INFORMATION SHOWN:
+-------+

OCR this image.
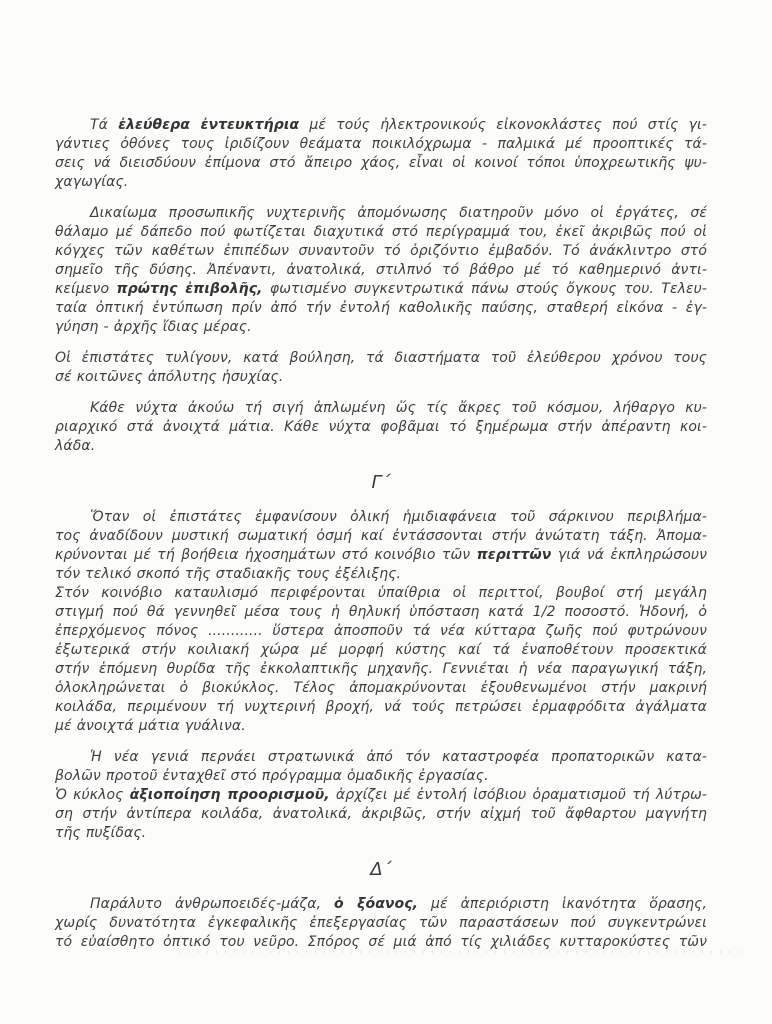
Τά ἐλεύθερα ἐντευκτήρια μέ τούς ἠλεκτρονικούς εἰκονοκλάστες πού στίς γι-
γάντιες ὀθόνες τους ἰριδίζουν θεάματα ποικιλόχρωμα - παλμικά μέ προοπτικές τά-
σεις νά διεισδύουν ἐπίμονα στό ἄπειρο χάος, εἶναι οἱ κοινοί τόποι ὑποχρεωτικῆς ψυ-
χαγωγίας.
Δικαίωμα προσωπικῆς νυχτερινῆς ἀπομόνωσης διατηροῦν μόνο οἱ ἐργάτες, σέ
θάλαμο μέ δάπεδο πού φωτίζεται διαχυτικά στό περίγραμμά του, ἐκεῖ ἀκριβῶς πού οἱ
κόγχες τῶν καθέτων ἐπιπέδων συναντοῦν τό ὁριζόντιο ἐμβαδόν. Τό ἀνάκλιντρο στό
σημεῖο τῆς δύσης. Ἀπέναντι, ἀνατολικά, στιλπνό τό βάθρο μέ τό καθημερινό ἀντι-
κείμενο πρώτης ἐπιβολῆς, φωτισμένο συγκεντρωτικά πάνω στούς ὄγκους του. Τελευ-
ταία ὀπτική ἐντύπωση πρίν ἀπό τήν ἐντολή καθολικῆς παύσης, σταθερή εἰκόνα - ἐγ-
γύηση - ἀρχῆς ἴδιας μέρας.
Οἱ ἐπιστάτες τυλίγουν, κατά βούληση, τά διαστήματα τοῦ ἐλεύθερου χρόνου τους
σέ κοιτῶνες ἀπόλυτης ἡσυχίας.
Κάθε νύχτα ἀκούω τή σιγή ἁπλωμένη ὥς τίς ἄκρες τοῦ κόσμου, λήθαργο κυ-
ριαρχικό στά ἀνοιχτά μάτια. Κάθε νύχτα φοβᾶμαι τό ξημέρωμα στήν ἀπέραντη κοι-
λάδα.
Γ´
Ὅταν οἱ ἐπιστάτες ἐμφανίσουν ὁλική ἡμιδιαφάνεια τοῦ σάρκινου περιβλήμα-
τος ἀναδίδουν μυστική σωματική ὀσμή καί ἐντάσσονται στήν ἀνώτατη τάξη. Ἀπομα-
κρύνονται μέ τή βοήθεια ἠχοσημάτων στό κοινόβιο τῶν περιττῶν γιά νά ἐκπληρώσουν
τόν τελικό σκοπό τῆς σταδιακῆς τους ἐξέλιξης.
Στόν κοινόβιο καταυλισμό περιφέρονται ὑπαίθρια οἱ περιττοί, βουβοί στή μεγάλη
στιγμή πού θά γεννηθεῖ μέσα τους ἡ θηλυκή ὑπόσταση κατά 1/2 ποσοστό. Ἡδονή, ὁ
ἐπερχόμενος πόνος ............ ὕστερα ἀποσποῦν τά νέα κύτταρα ζωῆς πού φυτρώνουν
ἐξωτερικά στήν κοιλιακή χώρα μέ μορφή κύστης καί τά ἐναποθέτουν προσεκτικά
στήν ἑπόμενη θυρίδα τῆς ἐκκολαπτικῆς μηχανῆς. Γεννιέται ἡ νέα παραγωγική τάξη,
ὁλοκληρώνεται ὁ βιοκύκλος. Τέλος ἀπομακρύνονται ἐξουθενωμένοι στήν μακρινή
κοιλάδα, περιμένουν τή νυχτερινή βροχή, νά τούς πετρώσει ἑρμαφρόδιτα ἀγάλματα
μέ ἀνοιχτά μάτια γυάλινα.
Ἡ νέα γενιά περνάει στρατωνικά ἀπό τόν καταστροφέα προπατορικῶν κατα-
βολῶν προτοῦ ἐνταχθεῖ στό πρόγραμμα ὁμαδικῆς ἐργασίας.
Ὁ κύκλος ἀξιοποίηση προορισμοῦ, ἀρχίζει μέ ἐντολή ἰσόβιου ὁραματισμοῦ τή λύτρω-
ση στήν ἀντίπερα κοιλάδα, ἀνατολικά, ἀκριβῶς, στήν αἰχμή τοῦ ἄφθαρτου μαγνήτη
τῆς πυξίδας.
Δ´
Παράλυτο ἀνθρωποειδές-μάζα, ὁ ξόανος, μέ ἀπεριόριστη ἱκανότητα ὅρασης,
χωρίς δυνατότητα ἐγκεφαλικῆς ἐπεξεργασίας τῶν παραστάσεων πού συγκεντρώνει
τό εὐαίσθητο ὀπτικό του νεῦρο. Σπόρος σέ μιά ἀπό τίς χιλιάδες κυτταροκύστες τῶν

+-------+

EXERCISE TASK: Read the entries above, then pull out the lines that include "κοιλάδα".

RESPONSE:
κοιλάδα, περιμένουν τή νυχτερινή βροχή, νά τούς πετρώσει ἑρμαφρόδιτα ἀγάλματα
ση στήν ἀντίπερα κοιλάδα, ἀνατολικά, ἀκριβῶς, στήν αἰχμή τοῦ ἄφθαρτου μαγνήτη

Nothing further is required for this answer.